What is needed ▸ List every line below containing "heading".

Data extracted from a collection:

------------------------------------------------------------

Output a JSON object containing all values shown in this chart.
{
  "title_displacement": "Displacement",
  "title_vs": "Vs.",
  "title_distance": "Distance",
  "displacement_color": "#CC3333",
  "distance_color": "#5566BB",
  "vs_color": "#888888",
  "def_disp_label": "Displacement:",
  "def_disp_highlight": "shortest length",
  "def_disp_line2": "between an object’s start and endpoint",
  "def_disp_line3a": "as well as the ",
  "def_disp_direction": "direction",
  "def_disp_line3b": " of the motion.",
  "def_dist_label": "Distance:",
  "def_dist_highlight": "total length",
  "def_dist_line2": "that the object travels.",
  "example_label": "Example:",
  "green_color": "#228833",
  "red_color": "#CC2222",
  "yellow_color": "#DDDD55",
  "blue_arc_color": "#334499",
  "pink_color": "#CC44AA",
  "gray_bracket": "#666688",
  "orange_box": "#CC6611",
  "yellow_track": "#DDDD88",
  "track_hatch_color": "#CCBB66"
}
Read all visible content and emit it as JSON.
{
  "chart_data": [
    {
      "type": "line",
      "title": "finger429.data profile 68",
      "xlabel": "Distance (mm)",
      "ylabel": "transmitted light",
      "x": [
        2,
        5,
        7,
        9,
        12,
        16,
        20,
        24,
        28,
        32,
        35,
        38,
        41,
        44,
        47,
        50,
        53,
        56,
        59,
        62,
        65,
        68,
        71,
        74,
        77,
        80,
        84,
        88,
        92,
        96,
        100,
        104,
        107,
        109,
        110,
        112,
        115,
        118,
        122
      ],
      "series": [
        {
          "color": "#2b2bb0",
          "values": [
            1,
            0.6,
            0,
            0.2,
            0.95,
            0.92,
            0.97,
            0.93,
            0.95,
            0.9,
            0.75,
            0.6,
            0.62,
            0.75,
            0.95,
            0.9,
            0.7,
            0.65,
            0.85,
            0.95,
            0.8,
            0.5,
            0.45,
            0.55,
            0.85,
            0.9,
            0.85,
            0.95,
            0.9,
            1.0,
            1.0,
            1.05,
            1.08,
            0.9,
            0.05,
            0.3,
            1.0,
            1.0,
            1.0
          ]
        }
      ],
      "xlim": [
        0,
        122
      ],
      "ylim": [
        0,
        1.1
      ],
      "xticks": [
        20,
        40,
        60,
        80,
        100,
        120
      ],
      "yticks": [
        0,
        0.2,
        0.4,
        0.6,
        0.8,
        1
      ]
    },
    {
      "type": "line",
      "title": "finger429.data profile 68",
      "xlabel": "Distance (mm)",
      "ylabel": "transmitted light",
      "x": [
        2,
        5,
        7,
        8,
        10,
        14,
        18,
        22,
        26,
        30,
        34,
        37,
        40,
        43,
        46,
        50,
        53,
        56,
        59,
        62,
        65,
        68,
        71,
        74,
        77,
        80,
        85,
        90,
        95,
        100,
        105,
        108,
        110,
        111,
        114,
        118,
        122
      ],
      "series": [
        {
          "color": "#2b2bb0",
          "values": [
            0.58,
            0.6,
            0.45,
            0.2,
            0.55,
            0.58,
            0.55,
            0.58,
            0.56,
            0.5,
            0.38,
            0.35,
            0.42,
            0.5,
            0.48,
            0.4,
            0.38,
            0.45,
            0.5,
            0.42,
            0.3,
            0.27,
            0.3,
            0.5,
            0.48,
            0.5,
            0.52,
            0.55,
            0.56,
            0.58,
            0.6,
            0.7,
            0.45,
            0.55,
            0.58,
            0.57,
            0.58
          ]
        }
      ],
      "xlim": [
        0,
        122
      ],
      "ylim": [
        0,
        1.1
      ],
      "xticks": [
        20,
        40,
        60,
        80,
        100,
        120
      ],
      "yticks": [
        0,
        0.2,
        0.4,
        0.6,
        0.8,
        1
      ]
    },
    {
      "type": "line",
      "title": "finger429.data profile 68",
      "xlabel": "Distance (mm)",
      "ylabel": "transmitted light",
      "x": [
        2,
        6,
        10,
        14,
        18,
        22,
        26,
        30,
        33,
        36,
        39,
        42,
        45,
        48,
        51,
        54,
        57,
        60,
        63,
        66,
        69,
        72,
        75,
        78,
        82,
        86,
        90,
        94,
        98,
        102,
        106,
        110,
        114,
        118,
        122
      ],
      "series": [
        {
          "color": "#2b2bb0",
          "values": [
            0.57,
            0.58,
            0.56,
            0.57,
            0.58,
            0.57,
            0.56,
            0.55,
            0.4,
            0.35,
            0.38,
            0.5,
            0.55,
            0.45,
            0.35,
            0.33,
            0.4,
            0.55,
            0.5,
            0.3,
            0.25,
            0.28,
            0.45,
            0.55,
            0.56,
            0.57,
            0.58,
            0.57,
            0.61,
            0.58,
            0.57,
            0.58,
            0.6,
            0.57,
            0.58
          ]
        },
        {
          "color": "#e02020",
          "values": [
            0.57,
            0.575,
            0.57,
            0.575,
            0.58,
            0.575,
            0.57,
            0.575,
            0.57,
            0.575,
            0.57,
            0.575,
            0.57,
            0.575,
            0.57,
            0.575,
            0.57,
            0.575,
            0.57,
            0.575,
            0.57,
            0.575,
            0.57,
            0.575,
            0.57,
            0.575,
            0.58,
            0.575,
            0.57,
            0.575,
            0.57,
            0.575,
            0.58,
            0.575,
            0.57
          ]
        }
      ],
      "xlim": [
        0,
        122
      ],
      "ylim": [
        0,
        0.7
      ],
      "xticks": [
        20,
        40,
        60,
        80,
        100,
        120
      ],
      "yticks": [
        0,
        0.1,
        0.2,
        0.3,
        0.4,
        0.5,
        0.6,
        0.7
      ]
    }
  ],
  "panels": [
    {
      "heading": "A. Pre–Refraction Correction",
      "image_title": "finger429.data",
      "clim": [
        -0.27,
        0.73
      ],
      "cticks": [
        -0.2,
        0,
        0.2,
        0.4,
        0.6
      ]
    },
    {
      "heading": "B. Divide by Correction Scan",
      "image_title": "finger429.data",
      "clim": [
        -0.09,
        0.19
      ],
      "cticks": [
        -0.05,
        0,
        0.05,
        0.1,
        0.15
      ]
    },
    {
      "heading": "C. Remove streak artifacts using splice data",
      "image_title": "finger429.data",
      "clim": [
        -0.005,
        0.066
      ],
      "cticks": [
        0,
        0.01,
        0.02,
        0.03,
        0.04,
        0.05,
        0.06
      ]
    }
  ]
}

------------------------------------------------------------

Written reply ▸
      "heading": "A. Pre–Refraction Correction",
      "heading": "B. Divide by Correction Scan",
      "heading": "C. Remove streak artifacts using splice data",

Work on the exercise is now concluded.